--- START DATA FOR THIS EXERCISE ---

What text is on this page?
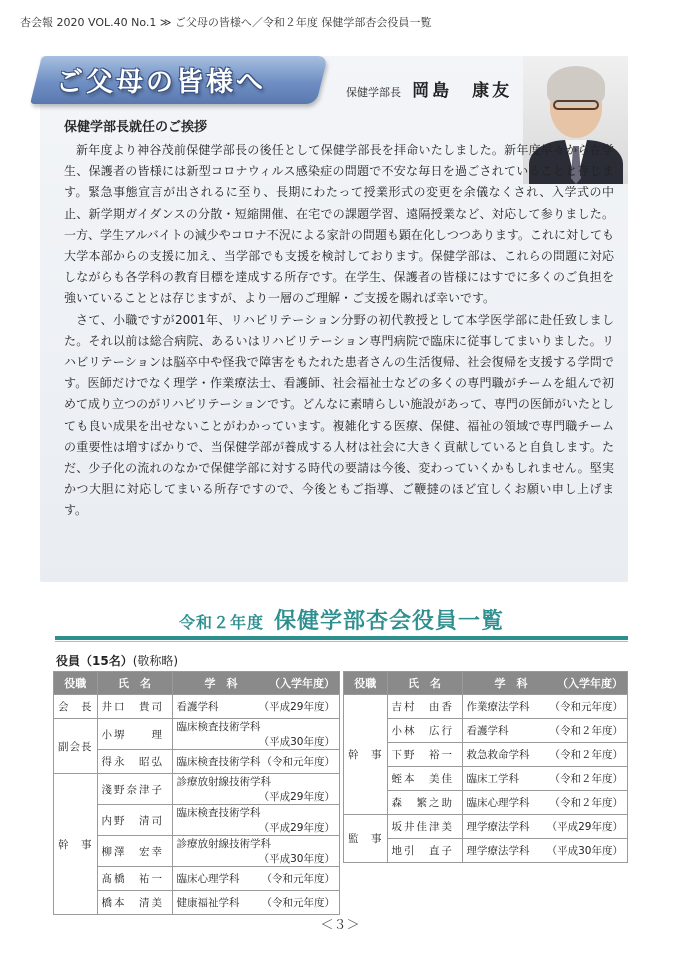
杏会報 2020 VOL.40 No.1 ≫ ご父母の皆様へ／令和２年度 保健学部杏会役員一覧
ご父母の皆様へ	保健学部長 岡島　康友
保健学部長就任のご挨拶

新年度より神谷茂前保健学部長の後任として保健学部長を拝命いたしました。新年度早々から在学生、保護者の皆様には新型コロナウィルス感染症の問題で不安な毎日を過ごされていることと存じます。緊急事態宣言が出されるに至り、長期にわたって授業形式の変更を余儀なくされ、入学式の中止、新学期ガイダンスの分散・短縮開催、在宅での課題学習、遠隔授業など、対応して参りました。一方、学生アルバイトの減少やコロナ不況による家計の問題も顕在化しつつあります。これに対しても大学本部からの支援に加え、当学部でも支援を検討しております。保健学部は、これらの問題に対応しながらも各学科の教育目標を達成する所存です。在学生、保護者の皆様にはすでに多くのご負担を強いていることとは存じますが、より一層のご理解・ご支援を賜れば幸いです。

さて、小職ですが2001年、リハビリテーション分野の初代教授として本学医学部に赴任致しました。それ以前は総合病院、あるいはリハビリテーション専門病院で臨床に従事してまいりました。リハビリテーションは脳卒中や怪我で障害をもたれた患者さんの生活復帰、社会復帰を支援する学問です。医師だけでなく理学・作業療法士、看護師、社会福祉士などの多くの専門職がチームを組んで初めて成り立つのがリハビリテーションです。どんなに素晴らしい施設があって、専門の医師がいたとしても良い成果を出せないことがわかっています。複雑化する医療、保健、福祉の領域で専門職チームの重要性は増すばかりで、当保健学部が養成する人材は社会に大きく貢献していると自負します。ただ、少子化の流れのなかで保健学部に対する時代の要請は今後、変わっていくかもしれません。堅実かつ大胆に対応してまいる所存ですので、今後ともご指導、ご鞭撻のほど宜しくお願い申し上げます。

令和２年度 保健学部杏会役員一覧
役員（15名）(敬称略)
役職	氏　名	学　科 （入学年度）

会　長	井口　貴司	看護学科 （平成29年度）

副会長	小堺　　理	臨床検査技術学科
（平成30年度）

	得永　昭弘	臨床検査技術学科 （令和元年度）

幹　事	淺野奈津子	診療放射線技術学科
（平成29年度）

	内野　清司	臨床検査技術学科
（平成29年度）

	柳澤　宏幸	診療放射線技術学科
（平成30年度）

	髙橋　祐一	臨床心理学科 （令和元年度）

	橋本　清美	健康福祉学科 （令和元年度）
役職	氏　名	学　科 （入学年度）

幹　事	吉村　由香	作業療法学科 （令和元年度）

	小林　広行	看護学科 （令和２年度）

	下野　裕一	救急救命学科 （令和２年度）

	蛭本　美佳	臨床工学科 （令和２年度）

	森　繁之助	臨床心理学科 （令和２年度）

監　事	坂井佳津美	理学療法学科 （平成29年度）

	地引　直子	理学療法学科 （平成30年度）
＜３＞
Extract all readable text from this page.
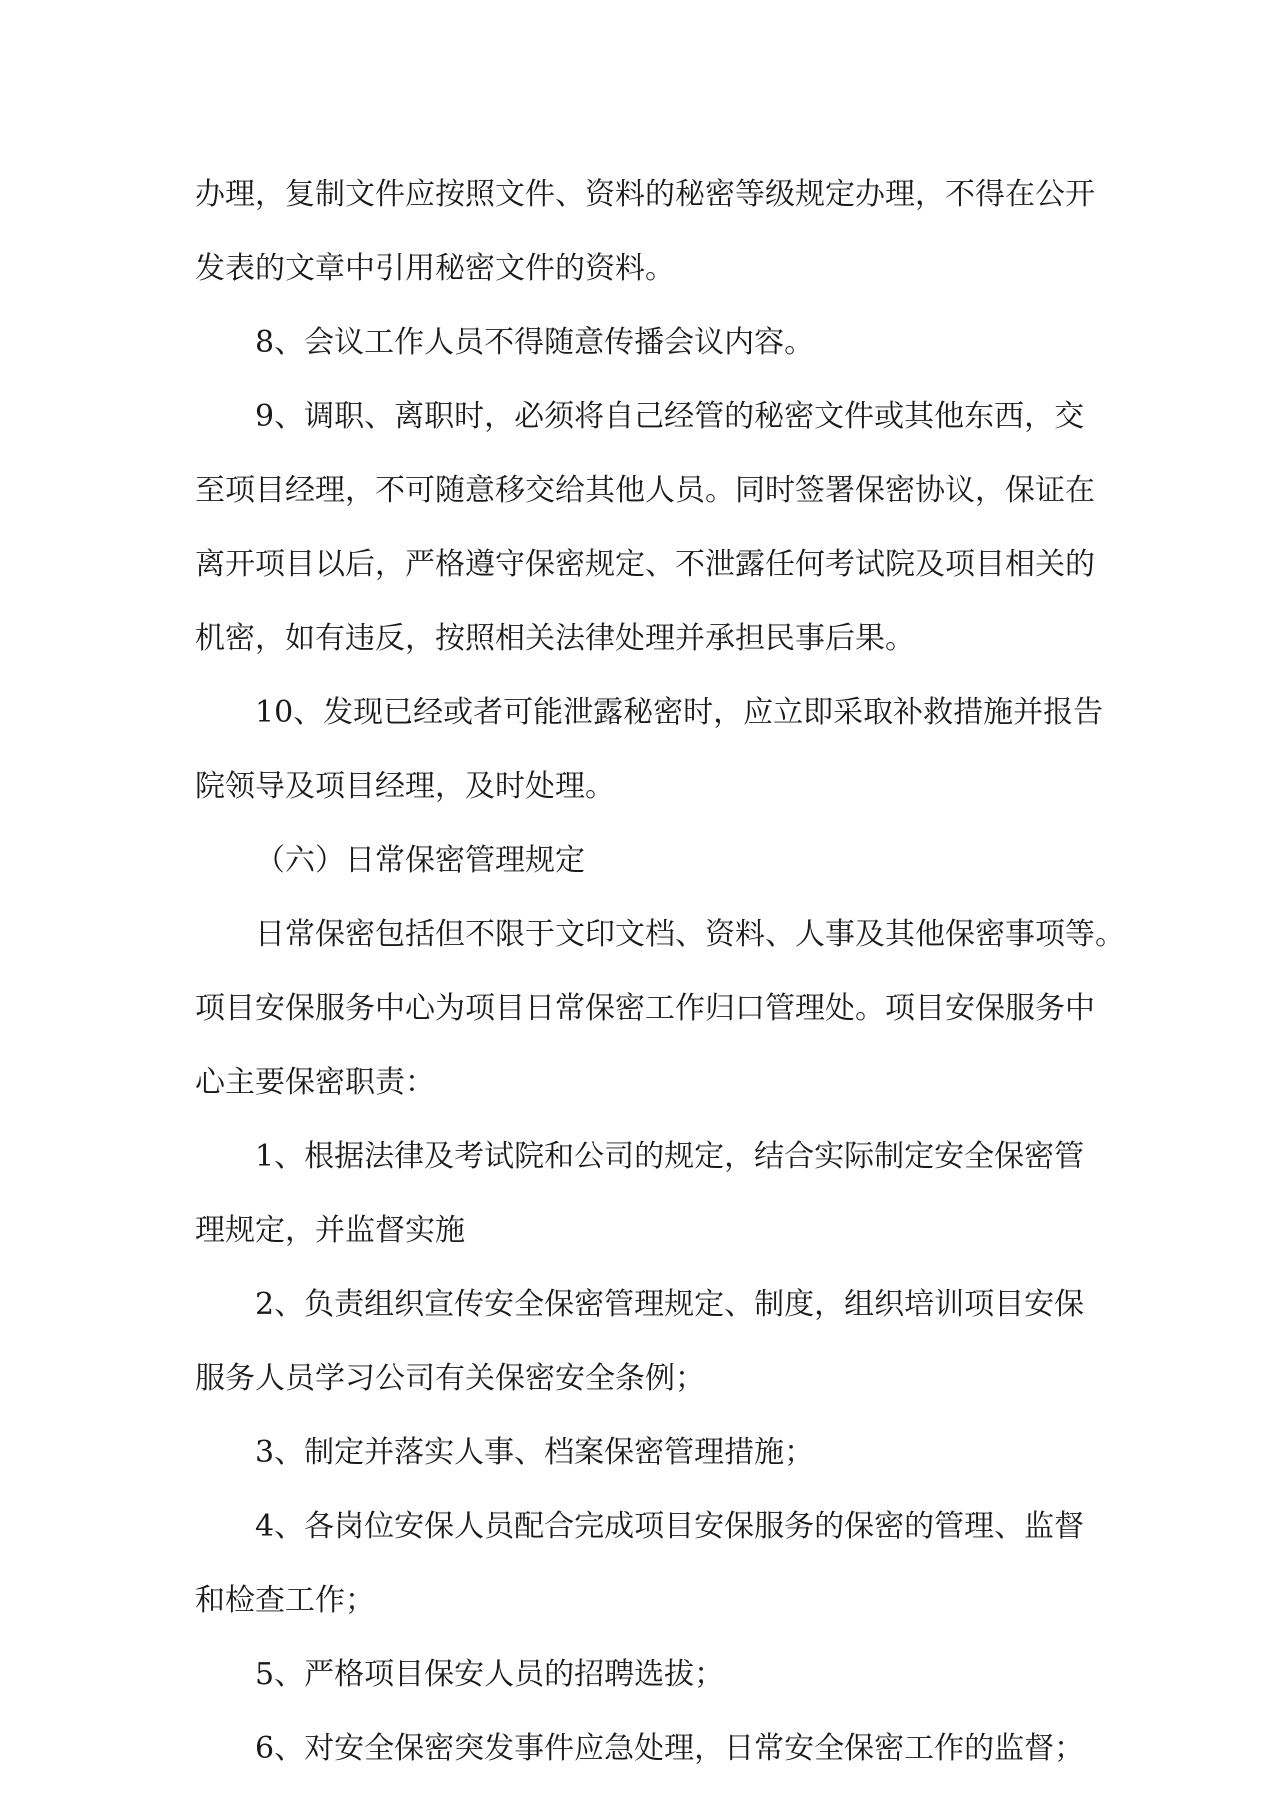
办理，复制文件应按照文件、资料的秘密等级规定办理，不得在公开
发表的文章中引用秘密文件的资料。
8、会议工作人员不得随意传播会议内容。
9、调职、离职时，必须将自己经管的秘密文件或其他东西，交
至项目经理，不可随意移交给其他人员。同时签署保密协议，保证在
离开项目以后，严格遵守保密规定、不泄露任何考试院及项目相关的
机密，如有违反，按照相关法律处理并承担民事后果。
10、发现已经或者可能泄露秘密时，应立即采取补救措施并报告
院领导及项目经理，及时处理。
（六）日常保密管理规定
日常保密包括但不限于文印文档、资料、人事及其他保密事项等。
项目安保服务中心为项目日常保密工作归口管理处。项目安保服务中
心主要保密职责：
1、根据法律及考试院和公司的规定，结合实际制定安全保密管
理规定，并监督实施
2、负责组织宣传安全保密管理规定、制度，组织培训项目安保
服务人员学习公司有关保密安全条例；
3、制定并落实人事、档案保密管理措施；
4、各岗位安保人员配合完成项目安保服务的保密的管理、监督
和检查工作；
5、严格项目保安人员的招聘选拔；
6、对安全保密突发事件应急处理，日常安全保密工作的监督；
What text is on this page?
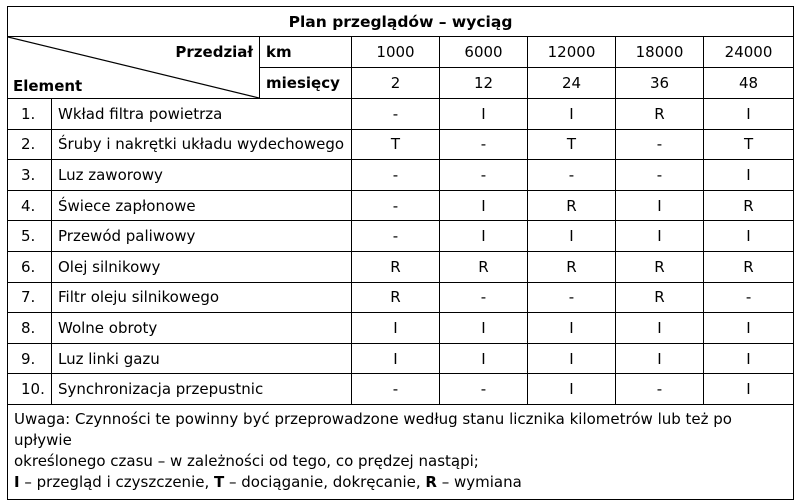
Plan przeglądów – wyciąg							

Przedział
Element		km	1000	6000	12000	18000	24000
		miesięcy	2	12	24	36	48
1.	Wkład filtra powietrza		-	I	I	R	I
2.	Śruby i nakrętki układu wydechowego		T	-	T	-	T
3.	Luz zaworowy		-	-	-	-	I
4.	Świece zapłonowe		-	I	R	I	R
5.	Przewód paliwowy		-	I	I	I	I
6.	Olej silnikowy		R	R	R	R	R
7.	Filtr oleju silnikowego		R	-	-	R	-
8.	Wolne obroty		I	I	I	I	I
9.	Luz linki gazu		I	I	I	I	I
10.	Synchronizacja przepustnic		-	-	I	-	I
Uwaga: Czynności te powinny być przeprowadzone według stanu licznika kilometrów lub też po upływie
określonego czasu – w zależności od tego, co prędzej nastąpi;
I – przegląd i czyszczenie, T – dociąganie, dokręcanie, R – wymiana							
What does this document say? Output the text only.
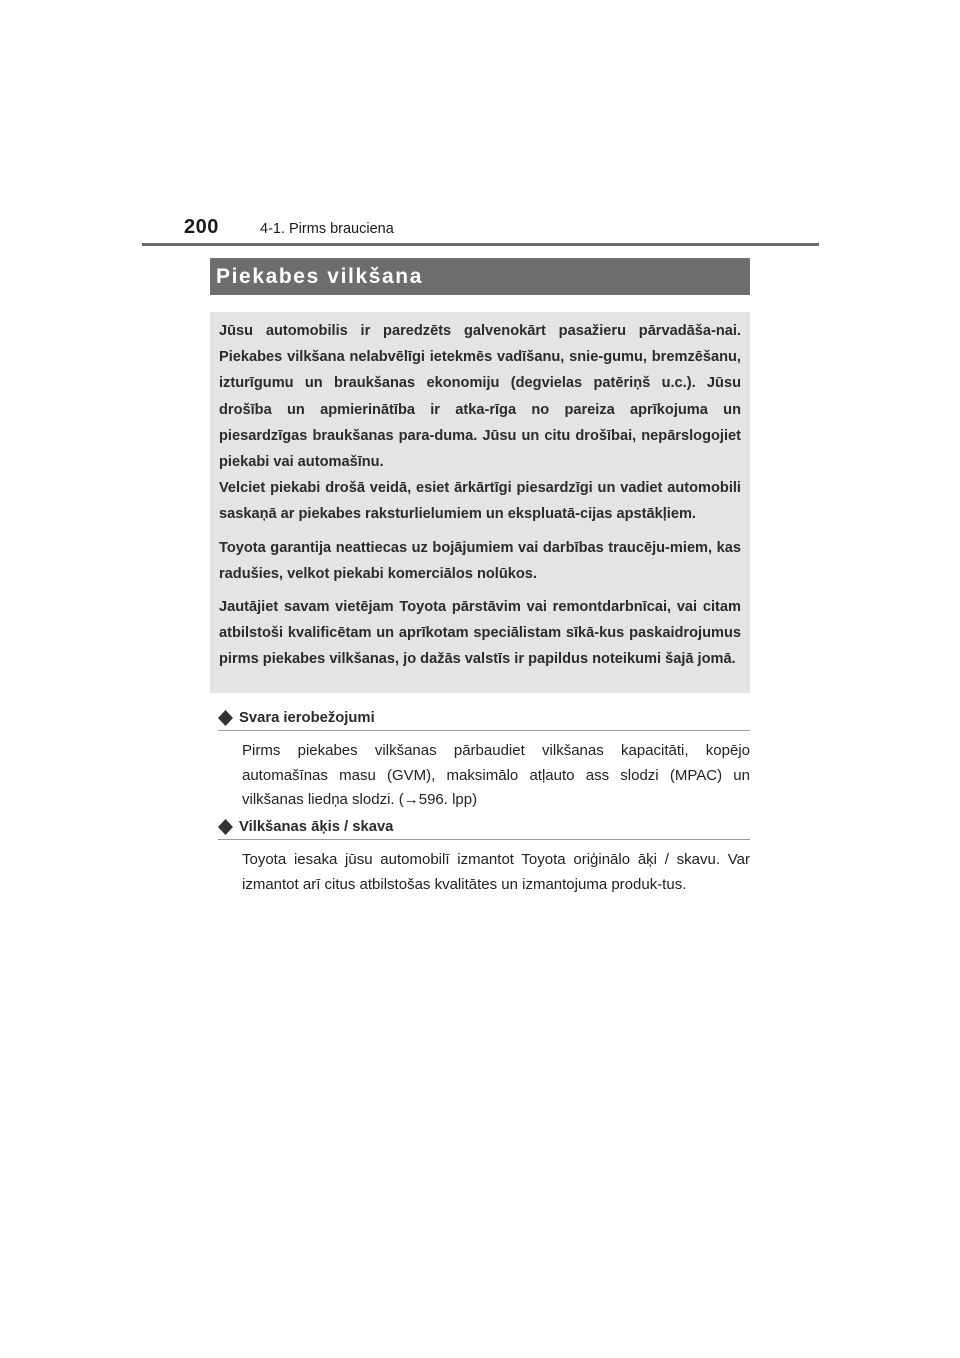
200	4-1. Pirms brauciena
Piekabes vilkšana

Jūsu automobilis ir paredzēts galvenokārt pasažieru pārvadāša-nai. Piekabes vilkšana nelabvēlīgi ietekmēs vadīšanu, snie-gumu, bremzēšanu, izturīgumu un braukšanas ekonomiju (degvielas patēriņš u.c.). Jūsu drošība un apmierinātība ir atka-rīga no pareiza aprīkojuma un piesardzīgas braukšanas para-duma. Jūsu un citu drošībai, nepārslogojiet piekabi vai automašīnu.

Velciet piekabi drošā veidā, esiet ārkārtīgi piesardzīgi un vadiet automobili saskaņā ar piekabes raksturlielumiem un ekspluatā-cijas apstākļiem.

Toyota garantija neattiecas uz bojājumiem vai darbības traucēju-miem, kas radušies, velkot piekabi komerciālos nolūkos.

Jautājiet savam vietējam Toyota pārstāvim vai remontdarbnīcai, vai citam atbilstoši kvalificētam un aprīkotam speciālistam sīkā-kus paskaidrojumus pirms piekabes vilkšanas, jo dažās valstīs ir papildus noteikumi šajā jomā.

Svara ierobežojumi
Pirms piekabes vilkšanas pārbaudiet vilkšanas kapacitāti, kopējo automašīnas masu (GVM), maksimālo atļauto ass slodzi (MPAC) un vilkšanas liedņa slodzi. (→596. lpp)
Vilkšanas āķis / skava
Toyota iesaka jūsu automobilī izmantot Toyota oriģinālo āķi / skavu. Var izmantot arī citus atbilstošas kvalitātes un izmantojuma produk-tus.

--- END DATA FOR THIS EXERCISE ---

■ PROMPT ■
Pull out every line in the data above that has the word "理学療法学科".

■ SOLUTION ■
監　事	坂井佳津美	理学療法学科 （平成29年度）
	地引　直子	理学療法学科 （平成30年度）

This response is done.